* [AIM]
State how many lines of the entries hold the string "name". Reply with the number alone.
--- begin SUPPLIED ENTRIES ---
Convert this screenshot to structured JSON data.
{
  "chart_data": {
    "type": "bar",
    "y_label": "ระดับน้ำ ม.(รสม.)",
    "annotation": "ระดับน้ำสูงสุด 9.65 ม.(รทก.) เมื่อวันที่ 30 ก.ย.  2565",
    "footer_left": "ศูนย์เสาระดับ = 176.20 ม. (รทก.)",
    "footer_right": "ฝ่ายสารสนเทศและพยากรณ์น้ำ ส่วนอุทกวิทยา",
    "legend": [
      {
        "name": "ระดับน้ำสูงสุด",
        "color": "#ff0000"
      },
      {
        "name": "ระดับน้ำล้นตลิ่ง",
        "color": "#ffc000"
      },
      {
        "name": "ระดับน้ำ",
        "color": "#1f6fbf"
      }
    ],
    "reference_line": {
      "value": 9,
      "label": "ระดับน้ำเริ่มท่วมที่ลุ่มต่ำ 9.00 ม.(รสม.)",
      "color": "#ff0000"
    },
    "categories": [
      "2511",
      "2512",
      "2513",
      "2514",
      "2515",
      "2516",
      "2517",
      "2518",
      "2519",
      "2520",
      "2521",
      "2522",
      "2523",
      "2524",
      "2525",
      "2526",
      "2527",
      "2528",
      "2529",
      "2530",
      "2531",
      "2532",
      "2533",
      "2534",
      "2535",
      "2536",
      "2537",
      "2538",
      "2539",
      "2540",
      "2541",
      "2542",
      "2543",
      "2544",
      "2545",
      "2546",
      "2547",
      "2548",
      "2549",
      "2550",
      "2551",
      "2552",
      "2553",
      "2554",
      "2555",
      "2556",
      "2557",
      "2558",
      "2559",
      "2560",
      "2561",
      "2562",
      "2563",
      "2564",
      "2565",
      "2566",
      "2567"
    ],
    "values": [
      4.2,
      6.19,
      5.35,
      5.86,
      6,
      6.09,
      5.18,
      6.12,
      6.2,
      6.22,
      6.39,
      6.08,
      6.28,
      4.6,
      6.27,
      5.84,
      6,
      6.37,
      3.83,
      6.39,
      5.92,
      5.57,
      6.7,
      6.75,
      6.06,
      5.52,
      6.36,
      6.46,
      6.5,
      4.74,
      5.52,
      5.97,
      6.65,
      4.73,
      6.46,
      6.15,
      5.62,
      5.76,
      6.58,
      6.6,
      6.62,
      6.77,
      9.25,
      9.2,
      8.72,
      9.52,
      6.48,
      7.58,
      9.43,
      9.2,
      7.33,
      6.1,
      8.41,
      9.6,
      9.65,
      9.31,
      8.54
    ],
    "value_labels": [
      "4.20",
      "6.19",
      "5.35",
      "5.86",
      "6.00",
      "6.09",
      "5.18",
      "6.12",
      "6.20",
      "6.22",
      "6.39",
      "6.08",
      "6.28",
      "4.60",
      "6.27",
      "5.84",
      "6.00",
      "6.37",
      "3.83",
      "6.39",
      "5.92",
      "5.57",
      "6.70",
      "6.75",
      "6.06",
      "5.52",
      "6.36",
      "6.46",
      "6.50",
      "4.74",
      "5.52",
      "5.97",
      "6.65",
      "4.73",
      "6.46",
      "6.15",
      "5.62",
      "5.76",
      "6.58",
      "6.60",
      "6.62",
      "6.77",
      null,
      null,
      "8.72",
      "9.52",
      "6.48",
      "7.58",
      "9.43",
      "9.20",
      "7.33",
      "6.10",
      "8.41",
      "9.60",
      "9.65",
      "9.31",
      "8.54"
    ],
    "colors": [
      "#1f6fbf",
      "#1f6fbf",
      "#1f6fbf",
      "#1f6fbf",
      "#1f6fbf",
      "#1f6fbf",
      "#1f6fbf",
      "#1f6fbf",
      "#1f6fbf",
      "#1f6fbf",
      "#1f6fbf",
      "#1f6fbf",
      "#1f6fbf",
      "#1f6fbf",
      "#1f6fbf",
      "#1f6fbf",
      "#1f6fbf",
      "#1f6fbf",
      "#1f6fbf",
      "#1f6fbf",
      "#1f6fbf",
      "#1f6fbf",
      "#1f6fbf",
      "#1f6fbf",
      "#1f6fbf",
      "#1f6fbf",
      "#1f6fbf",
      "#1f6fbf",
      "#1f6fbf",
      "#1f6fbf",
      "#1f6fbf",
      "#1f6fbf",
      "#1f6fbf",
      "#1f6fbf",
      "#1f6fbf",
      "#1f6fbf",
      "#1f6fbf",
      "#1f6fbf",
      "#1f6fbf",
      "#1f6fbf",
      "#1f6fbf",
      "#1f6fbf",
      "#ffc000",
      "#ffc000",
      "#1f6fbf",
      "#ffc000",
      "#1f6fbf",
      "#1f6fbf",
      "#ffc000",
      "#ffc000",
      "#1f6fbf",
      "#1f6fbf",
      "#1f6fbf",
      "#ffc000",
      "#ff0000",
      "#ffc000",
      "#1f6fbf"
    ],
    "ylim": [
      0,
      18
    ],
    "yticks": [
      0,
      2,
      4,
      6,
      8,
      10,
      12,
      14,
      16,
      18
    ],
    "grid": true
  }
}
--- end SUPPLIED ENTRIES ---
* [RESULT FOR THIS TASK]
3